● SHORT PROBLEM: Copy out all of the entries below, putting "color-swatch" wherever "legend-swatch" appears and leaving everything else as it is.

● RECORDED INFORMATION:
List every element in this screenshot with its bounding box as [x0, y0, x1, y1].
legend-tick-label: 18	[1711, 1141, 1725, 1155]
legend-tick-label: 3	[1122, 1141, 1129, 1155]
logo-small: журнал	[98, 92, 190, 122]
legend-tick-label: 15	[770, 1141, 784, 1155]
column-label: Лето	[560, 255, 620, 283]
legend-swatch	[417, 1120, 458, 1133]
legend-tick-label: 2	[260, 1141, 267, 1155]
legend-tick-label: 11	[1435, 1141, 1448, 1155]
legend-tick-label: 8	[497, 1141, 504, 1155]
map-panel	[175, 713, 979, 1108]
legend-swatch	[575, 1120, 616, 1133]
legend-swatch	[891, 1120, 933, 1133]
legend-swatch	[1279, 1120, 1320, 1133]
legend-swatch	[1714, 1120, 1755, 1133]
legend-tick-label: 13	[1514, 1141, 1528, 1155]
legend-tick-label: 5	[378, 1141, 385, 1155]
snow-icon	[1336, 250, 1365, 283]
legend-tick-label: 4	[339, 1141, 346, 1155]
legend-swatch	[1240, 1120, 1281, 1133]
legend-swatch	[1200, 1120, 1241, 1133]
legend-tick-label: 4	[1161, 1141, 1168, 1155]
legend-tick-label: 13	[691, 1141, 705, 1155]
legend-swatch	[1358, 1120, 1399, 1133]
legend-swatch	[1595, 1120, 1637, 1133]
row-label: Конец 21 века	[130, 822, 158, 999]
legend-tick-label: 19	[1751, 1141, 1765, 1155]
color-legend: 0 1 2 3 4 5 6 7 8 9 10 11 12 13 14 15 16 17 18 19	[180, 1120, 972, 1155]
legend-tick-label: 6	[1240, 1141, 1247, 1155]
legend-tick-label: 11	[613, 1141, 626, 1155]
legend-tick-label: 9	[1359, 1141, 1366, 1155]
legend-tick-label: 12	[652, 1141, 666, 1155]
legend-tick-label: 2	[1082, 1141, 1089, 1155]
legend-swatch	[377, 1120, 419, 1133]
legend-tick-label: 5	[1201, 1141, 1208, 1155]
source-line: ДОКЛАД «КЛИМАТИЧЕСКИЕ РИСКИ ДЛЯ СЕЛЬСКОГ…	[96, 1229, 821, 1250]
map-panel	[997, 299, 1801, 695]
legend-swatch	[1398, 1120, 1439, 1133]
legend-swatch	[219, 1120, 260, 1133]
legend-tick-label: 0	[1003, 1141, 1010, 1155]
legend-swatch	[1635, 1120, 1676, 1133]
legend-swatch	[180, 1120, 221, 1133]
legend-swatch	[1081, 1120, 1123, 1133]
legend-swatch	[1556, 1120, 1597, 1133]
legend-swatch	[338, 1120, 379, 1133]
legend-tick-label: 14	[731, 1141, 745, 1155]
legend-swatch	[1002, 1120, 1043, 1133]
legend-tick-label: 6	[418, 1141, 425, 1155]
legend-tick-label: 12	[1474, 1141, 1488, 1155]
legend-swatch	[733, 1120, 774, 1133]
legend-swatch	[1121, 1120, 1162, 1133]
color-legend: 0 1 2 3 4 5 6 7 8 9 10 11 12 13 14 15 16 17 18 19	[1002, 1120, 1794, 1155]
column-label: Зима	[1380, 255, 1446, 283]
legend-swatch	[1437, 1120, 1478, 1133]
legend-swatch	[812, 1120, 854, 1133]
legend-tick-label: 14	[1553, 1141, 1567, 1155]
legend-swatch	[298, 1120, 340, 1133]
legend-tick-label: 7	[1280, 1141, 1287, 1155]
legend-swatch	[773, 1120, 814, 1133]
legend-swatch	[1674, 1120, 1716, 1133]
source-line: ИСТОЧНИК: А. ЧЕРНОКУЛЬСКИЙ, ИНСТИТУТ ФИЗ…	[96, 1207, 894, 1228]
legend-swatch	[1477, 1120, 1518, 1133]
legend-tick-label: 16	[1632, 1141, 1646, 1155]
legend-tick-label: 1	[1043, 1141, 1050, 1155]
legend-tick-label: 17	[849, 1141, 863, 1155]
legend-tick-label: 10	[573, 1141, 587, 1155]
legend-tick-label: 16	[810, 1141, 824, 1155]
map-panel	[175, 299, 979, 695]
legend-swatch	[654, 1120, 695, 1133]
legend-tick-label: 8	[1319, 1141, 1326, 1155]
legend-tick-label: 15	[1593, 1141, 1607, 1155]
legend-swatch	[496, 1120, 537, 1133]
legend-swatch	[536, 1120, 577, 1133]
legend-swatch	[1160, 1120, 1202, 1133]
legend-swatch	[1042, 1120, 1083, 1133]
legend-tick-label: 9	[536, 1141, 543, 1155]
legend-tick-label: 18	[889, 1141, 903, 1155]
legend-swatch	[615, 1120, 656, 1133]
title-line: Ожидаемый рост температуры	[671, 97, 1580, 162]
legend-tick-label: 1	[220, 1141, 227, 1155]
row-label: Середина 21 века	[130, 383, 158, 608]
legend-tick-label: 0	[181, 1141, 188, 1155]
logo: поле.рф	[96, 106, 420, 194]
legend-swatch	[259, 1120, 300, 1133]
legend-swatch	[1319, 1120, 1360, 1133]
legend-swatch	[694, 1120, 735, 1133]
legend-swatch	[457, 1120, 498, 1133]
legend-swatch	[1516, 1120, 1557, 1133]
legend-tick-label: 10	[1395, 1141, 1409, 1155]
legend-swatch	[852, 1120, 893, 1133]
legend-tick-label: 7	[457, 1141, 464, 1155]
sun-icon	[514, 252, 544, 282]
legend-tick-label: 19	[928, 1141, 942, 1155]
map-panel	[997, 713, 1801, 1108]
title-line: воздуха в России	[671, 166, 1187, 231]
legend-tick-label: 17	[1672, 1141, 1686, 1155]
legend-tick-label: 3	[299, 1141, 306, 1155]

● EXERCISE SOLUTION:
List every element in this screenshot with its bounding box as [x0, y0, x1, y1].
legend-tick-label: 18	[1711, 1141, 1725, 1155]
legend-tick-label: 3	[1122, 1141, 1129, 1155]
logo-small: журнал	[98, 92, 190, 122]
legend-tick-label: 15	[770, 1141, 784, 1155]
column-label: Лето	[560, 255, 620, 283]
color-swatch	[417, 1120, 458, 1133]
legend-tick-label: 2	[260, 1141, 267, 1155]
legend-tick-label: 11	[1435, 1141, 1448, 1155]
legend-tick-label: 8	[497, 1141, 504, 1155]
map-panel	[175, 713, 979, 1108]
color-swatch	[575, 1120, 616, 1133]
color-swatch	[891, 1120, 933, 1133]
color-swatch	[1279, 1120, 1320, 1133]
color-swatch	[1714, 1120, 1755, 1133]
legend-tick-label: 13	[1514, 1141, 1528, 1155]
legend-tick-label: 5	[378, 1141, 385, 1155]
snow-icon	[1336, 250, 1365, 283]
legend-tick-label: 4	[339, 1141, 346, 1155]
color-swatch	[1240, 1120, 1281, 1133]
color-swatch	[1200, 1120, 1241, 1133]
legend-tick-label: 4	[1161, 1141, 1168, 1155]
legend-tick-label: 13	[691, 1141, 705, 1155]
color-swatch	[1358, 1120, 1399, 1133]
color-swatch	[1595, 1120, 1637, 1133]
row-label: Конец 21 века	[130, 822, 158, 999]
legend-tick-label: 19	[1751, 1141, 1765, 1155]
color-legend: 0 1 2 3 4 5 6 7 8 9 10 11 12 13 14 15 16 17 18 19	[180, 1120, 972, 1155]
legend-tick-label: 6	[1240, 1141, 1247, 1155]
legend-tick-label: 11	[613, 1141, 626, 1155]
legend-tick-label: 9	[1359, 1141, 1366, 1155]
legend-tick-label: 12	[652, 1141, 666, 1155]
legend-tick-label: 2	[1082, 1141, 1089, 1155]
color-swatch	[377, 1120, 419, 1133]
legend-tick-label: 5	[1201, 1141, 1208, 1155]
source-line: ДОКЛАД «КЛИМАТИЧЕСКИЕ РИСКИ ДЛЯ СЕЛЬСКОГ…	[96, 1229, 821, 1250]
map-panel	[997, 299, 1801, 695]
color-swatch	[1398, 1120, 1439, 1133]
color-swatch	[219, 1120, 260, 1133]
legend-tick-label: 0	[1003, 1141, 1010, 1155]
color-swatch	[1635, 1120, 1676, 1133]
color-swatch	[180, 1120, 221, 1133]
color-swatch	[1081, 1120, 1123, 1133]
color-swatch	[1556, 1120, 1597, 1133]
color-swatch	[338, 1120, 379, 1133]
legend-tick-label: 14	[731, 1141, 745, 1155]
color-swatch	[1002, 1120, 1043, 1133]
legend-tick-label: 6	[418, 1141, 425, 1155]
legend-tick-label: 12	[1474, 1141, 1488, 1155]
color-swatch	[733, 1120, 774, 1133]
color-swatch	[1121, 1120, 1162, 1133]
color-legend: 0 1 2 3 4 5 6 7 8 9 10 11 12 13 14 15 16 17 18 19	[1002, 1120, 1794, 1155]
column-label: Зима	[1380, 255, 1446, 283]
color-swatch	[1437, 1120, 1478, 1133]
color-swatch	[812, 1120, 854, 1133]
legend-tick-label: 14	[1553, 1141, 1567, 1155]
color-swatch	[298, 1120, 340, 1133]
legend-tick-label: 7	[1280, 1141, 1287, 1155]
color-swatch	[773, 1120, 814, 1133]
color-swatch	[1674, 1120, 1716, 1133]
source-line: ИСТОЧНИК: А. ЧЕРНОКУЛЬСКИЙ, ИНСТИТУТ ФИЗ…	[96, 1207, 894, 1228]
color-swatch	[1477, 1120, 1518, 1133]
legend-tick-label: 16	[1632, 1141, 1646, 1155]
legend-tick-label: 1	[1043, 1141, 1050, 1155]
legend-tick-label: 17	[849, 1141, 863, 1155]
legend-tick-label: 10	[573, 1141, 587, 1155]
legend-tick-label: 16	[810, 1141, 824, 1155]
map-panel	[175, 299, 979, 695]
color-swatch	[654, 1120, 695, 1133]
legend-tick-label: 8	[1319, 1141, 1326, 1155]
legend-tick-label: 15	[1593, 1141, 1607, 1155]
color-swatch	[496, 1120, 537, 1133]
color-swatch	[536, 1120, 577, 1133]
color-swatch	[1160, 1120, 1202, 1133]
color-swatch	[1042, 1120, 1083, 1133]
legend-tick-label: 9	[536, 1141, 543, 1155]
legend-tick-label: 18	[889, 1141, 903, 1155]
color-swatch	[615, 1120, 656, 1133]
title-line: Ожидаемый рост температуры	[671, 97, 1580, 162]
legend-tick-label: 1	[220, 1141, 227, 1155]
row-label: Середина 21 века	[130, 383, 158, 608]
legend-tick-label: 0	[181, 1141, 188, 1155]
logo: поле.рф	[96, 106, 420, 194]
color-swatch	[259, 1120, 300, 1133]
color-swatch	[1319, 1120, 1360, 1133]
color-swatch	[694, 1120, 735, 1133]
color-swatch	[457, 1120, 498, 1133]
color-swatch	[1516, 1120, 1557, 1133]
legend-tick-label: 10	[1395, 1141, 1409, 1155]
color-swatch	[852, 1120, 893, 1133]
legend-tick-label: 7	[457, 1141, 464, 1155]
sun-icon	[514, 252, 544, 282]
legend-tick-label: 19	[928, 1141, 942, 1155]
map-panel	[997, 713, 1801, 1108]
title-line: воздуха в России	[671, 166, 1187, 231]
legend-tick-label: 17	[1672, 1141, 1686, 1155]
legend-tick-label: 3	[299, 1141, 306, 1155]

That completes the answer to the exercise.